Task instructions =>
Your task is to give the listing below back word for word, pictures excluded.

[Extracts from a graphics dataset]

* * *

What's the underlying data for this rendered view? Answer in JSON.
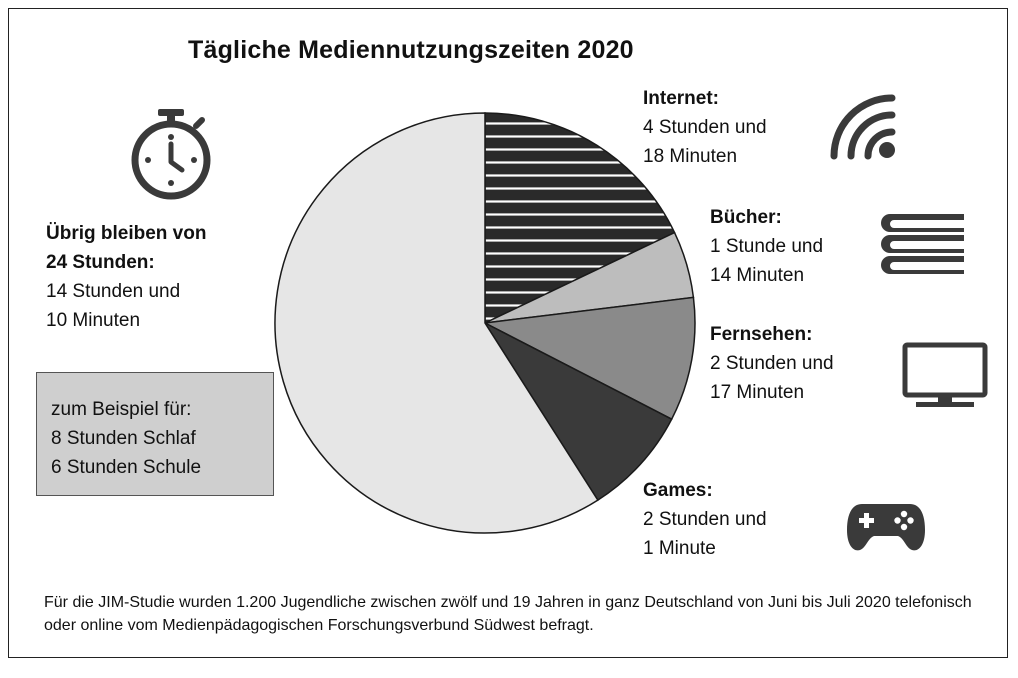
{
  "title": "Tägliche Mediennutzungszeiten 2020",
  "remaining": {
    "heading_line1": "Übrig bleiben von",
    "heading_line2": "24 Stunden:",
    "value_line1": "14 Stunden und",
    "value_line2": "10 Minuten"
  },
  "example_box": {
    "line1": "zum Beispiel für:",
    "line2": "8 Stunden Schlaf",
    "line3": "6 Stunden Schule"
  },
  "legend": {
    "internet": {
      "heading": "Internet:",
      "line1": "4 Stunden und",
      "line2": "18 Minuten",
      "icon": "wifi-icon"
    },
    "buecher": {
      "heading": "Bücher:",
      "line1": "1 Stunde und",
      "line2": "14 Minuten",
      "icon": "books-icon"
    },
    "fernsehen": {
      "heading": "Fernsehen:",
      "line1": "2 Stunden und",
      "line2": "17 Minuten",
      "icon": "tv-icon"
    },
    "games": {
      "heading": "Games:",
      "line1": "2 Stunden und",
      "line2": "1 Minute",
      "icon": "gamepad-icon"
    }
  },
  "footnote": "Für die JIM-Studie wurden 1.200 Jugendliche zwischen zwölf und 19 Jahren in ganz Deutschland von Juni bis Juli 2020 telefonisch oder online vom Medienpädagogischen Forschungsverbund Südwest befragt.",
  "chart_data": {
    "type": "pie",
    "title": "Tägliche Mediennutzungszeiten 2020",
    "unit": "minutes",
    "categories": [
      "Internet",
      "Bücher",
      "Fernsehen",
      "Games",
      "Übrig"
    ],
    "values": [
      258,
      74,
      137,
      121,
      850
    ],
    "colors": [
      "hatched",
      "#bdbdbd",
      "#8a8a8a",
      "#3a3a3a",
      "#e6e6e6"
    ],
    "start": "12 o'clock",
    "direction": "clockwise"
  }
}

* * *

Correct output =>
What's the underlying data for this rendered view? Answer in JSON.
{
  "title": "Tägliche Mediennutzungszeiten 2020",
  "remaining": {
    "heading_line1": "Übrig bleiben von",
    "heading_line2": "24 Stunden:",
    "value_line1": "14 Stunden und",
    "value_line2": "10 Minuten"
  },
  "example_box": {
    "line1": "zum Beispiel für:",
    "line2": "8 Stunden Schlaf",
    "line3": "6 Stunden Schule"
  },
  "legend": {
    "internet": {
      "heading": "Internet:",
      "line1": "4 Stunden und",
      "line2": "18 Minuten",
      "icon": "wifi-icon"
    },
    "buecher": {
      "heading": "Bücher:",
      "line1": "1 Stunde und",
      "line2": "14 Minuten",
      "icon": "books-icon"
    },
    "fernsehen": {
      "heading": "Fernsehen:",
      "line1": "2 Stunden und",
      "line2": "17 Minuten",
      "icon": "tv-icon"
    },
    "games": {
      "heading": "Games:",
      "line1": "2 Stunden und",
      "line2": "1 Minute",
      "icon": "gamepad-icon"
    }
  },
  "footnote": "Für die JIM-Studie wurden 1.200 Jugendliche zwischen zwölf und 19 Jahren in ganz Deutschland von Juni bis Juli 2020 telefonisch oder online vom Medienpädagogischen Forschungsverbund Südwest befragt.",
  "chart_data": {
    "type": "pie",
    "title": "Tägliche Mediennutzungszeiten 2020",
    "unit": "minutes",
    "categories": [
      "Internet",
      "Bücher",
      "Fernsehen",
      "Games",
      "Übrig"
    ],
    "values": [
      258,
      74,
      137,
      121,
      850
    ],
    "colors": [
      "hatched",
      "#bdbdbd",
      "#8a8a8a",
      "#3a3a3a",
      "#e6e6e6"
    ],
    "start": "12 o'clock",
    "direction": "clockwise"
  }
}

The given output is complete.